MATERIAL FOR THIS EXERCISE →
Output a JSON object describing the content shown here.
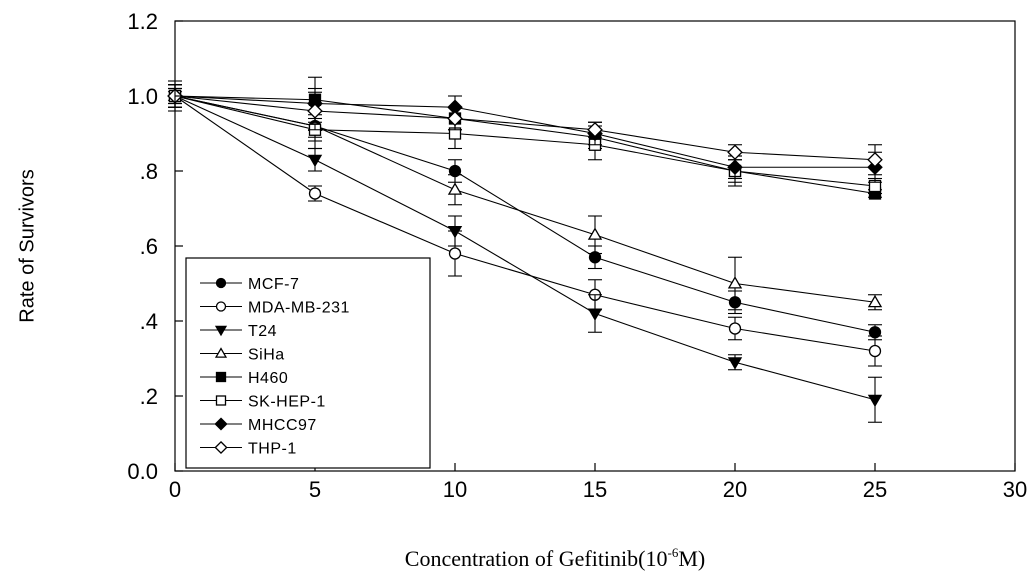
{
  "chart_data": {
    "type": "line",
    "title": "",
    "xlabel_main": "Concentration of Gefitinib(10",
    "xlabel_sup": "-6",
    "xlabel_end": "M)",
    "ylabel": "Rate of Survivors",
    "xlim": [
      0,
      30
    ],
    "ylim": [
      0,
      1.2
    ],
    "xticks": [
      0,
      5,
      10,
      15,
      20,
      25,
      30
    ],
    "xtick_labels": [
      "0",
      "5",
      "10",
      "15",
      "20",
      "25",
      "30"
    ],
    "yticks": [
      0,
      0.2,
      0.4,
      0.6,
      0.8,
      1.0,
      1.2
    ],
    "ytick_labels": [
      "0.0",
      ".2",
      ".4",
      ".6",
      ".8",
      "1.0",
      "1.2"
    ],
    "grid": false,
    "legend_position": "bottom-left",
    "x": [
      0,
      5,
      10,
      15,
      20,
      25
    ],
    "series": [
      {
        "name": "MCF-7",
        "marker": "circle",
        "filled": true,
        "values": [
          1.0,
          0.92,
          0.8,
          0.57,
          0.45,
          0.37
        ],
        "errors": [
          0.03,
          0.04,
          0.03,
          0.03,
          0.03,
          0.02
        ]
      },
      {
        "name": "MDA-MB-231",
        "marker": "circle",
        "filled": false,
        "values": [
          1.0,
          0.74,
          0.58,
          0.47,
          0.38,
          0.32
        ],
        "errors": [
          0.02,
          0.02,
          0.06,
          0.04,
          0.03,
          0.04
        ]
      },
      {
        "name": "T24",
        "marker": "triangle-down",
        "filled": true,
        "values": [
          1.0,
          0.83,
          0.64,
          0.42,
          0.29,
          0.19
        ],
        "errors": [
          0.02,
          0.03,
          0.04,
          0.05,
          0.02,
          0.06
        ]
      },
      {
        "name": "SiHa",
        "marker": "triangle-up",
        "filled": false,
        "values": [
          1.0,
          0.92,
          0.75,
          0.63,
          0.5,
          0.45
        ],
        "errors": [
          0.02,
          0.03,
          0.04,
          0.05,
          0.07,
          0.02
        ]
      },
      {
        "name": "H460",
        "marker": "square",
        "filled": true,
        "values": [
          1.0,
          0.99,
          0.94,
          0.89,
          0.8,
          0.74
        ],
        "errors": [
          0.04,
          0.06,
          0.03,
          0.03,
          0.03,
          0.01
        ]
      },
      {
        "name": "SK-HEP-1",
        "marker": "square",
        "filled": false,
        "values": [
          1.0,
          0.91,
          0.9,
          0.87,
          0.8,
          0.76
        ],
        "errors": [
          0.03,
          0.05,
          0.04,
          0.04,
          0.04,
          0.02
        ]
      },
      {
        "name": "MHCC97",
        "marker": "diamond",
        "filled": true,
        "values": [
          1.0,
          0.98,
          0.97,
          0.9,
          0.81,
          0.81
        ],
        "errors": [
          0.03,
          0.04,
          0.03,
          0.03,
          0.03,
          0.04
        ]
      },
      {
        "name": "THP-1",
        "marker": "diamond",
        "filled": false,
        "values": [
          1.0,
          0.96,
          0.94,
          0.91,
          0.85,
          0.83
        ],
        "errors": [
          0.03,
          0.05,
          0.03,
          0.02,
          0.02,
          0.04
        ]
      }
    ]
  }
}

GIVEN PROBLEM → Leaving the pictures aside, transcribe the entire listing exactly.

ANSWER FOR THIS EXERCISE →
Output a JSON object describing the content shown here.
{
  "chart_data": {
    "type": "line",
    "title": "",
    "xlabel_main": "Concentration of Gefitinib(10",
    "xlabel_sup": "-6",
    "xlabel_end": "M)",
    "ylabel": "Rate of Survivors",
    "xlim": [
      0,
      30
    ],
    "ylim": [
      0,
      1.2
    ],
    "xticks": [
      0,
      5,
      10,
      15,
      20,
      25,
      30
    ],
    "xtick_labels": [
      "0",
      "5",
      "10",
      "15",
      "20",
      "25",
      "30"
    ],
    "yticks": [
      0,
      0.2,
      0.4,
      0.6,
      0.8,
      1.0,
      1.2
    ],
    "ytick_labels": [
      "0.0",
      ".2",
      ".4",
      ".6",
      ".8",
      "1.0",
      "1.2"
    ],
    "grid": false,
    "legend_position": "bottom-left",
    "x": [
      0,
      5,
      10,
      15,
      20,
      25
    ],
    "series": [
      {
        "name": "MCF-7",
        "marker": "circle",
        "filled": true,
        "values": [
          1.0,
          0.92,
          0.8,
          0.57,
          0.45,
          0.37
        ],
        "errors": [
          0.03,
          0.04,
          0.03,
          0.03,
          0.03,
          0.02
        ]
      },
      {
        "name": "MDA-MB-231",
        "marker": "circle",
        "filled": false,
        "values": [
          1.0,
          0.74,
          0.58,
          0.47,
          0.38,
          0.32
        ],
        "errors": [
          0.02,
          0.02,
          0.06,
          0.04,
          0.03,
          0.04
        ]
      },
      {
        "name": "T24",
        "marker": "triangle-down",
        "filled": true,
        "values": [
          1.0,
          0.83,
          0.64,
          0.42,
          0.29,
          0.19
        ],
        "errors": [
          0.02,
          0.03,
          0.04,
          0.05,
          0.02,
          0.06
        ]
      },
      {
        "name": "SiHa",
        "marker": "triangle-up",
        "filled": false,
        "values": [
          1.0,
          0.92,
          0.75,
          0.63,
          0.5,
          0.45
        ],
        "errors": [
          0.02,
          0.03,
          0.04,
          0.05,
          0.07,
          0.02
        ]
      },
      {
        "name": "H460",
        "marker": "square",
        "filled": true,
        "values": [
          1.0,
          0.99,
          0.94,
          0.89,
          0.8,
          0.74
        ],
        "errors": [
          0.04,
          0.06,
          0.03,
          0.03,
          0.03,
          0.01
        ]
      },
      {
        "name": "SK-HEP-1",
        "marker": "square",
        "filled": false,
        "values": [
          1.0,
          0.91,
          0.9,
          0.87,
          0.8,
          0.76
        ],
        "errors": [
          0.03,
          0.05,
          0.04,
          0.04,
          0.04,
          0.02
        ]
      },
      {
        "name": "MHCC97",
        "marker": "diamond",
        "filled": true,
        "values": [
          1.0,
          0.98,
          0.97,
          0.9,
          0.81,
          0.81
        ],
        "errors": [
          0.03,
          0.04,
          0.03,
          0.03,
          0.03,
          0.04
        ]
      },
      {
        "name": "THP-1",
        "marker": "diamond",
        "filled": false,
        "values": [
          1.0,
          0.96,
          0.94,
          0.91,
          0.85,
          0.83
        ],
        "errors": [
          0.03,
          0.05,
          0.03,
          0.02,
          0.02,
          0.04
        ]
      }
    ]
  }
}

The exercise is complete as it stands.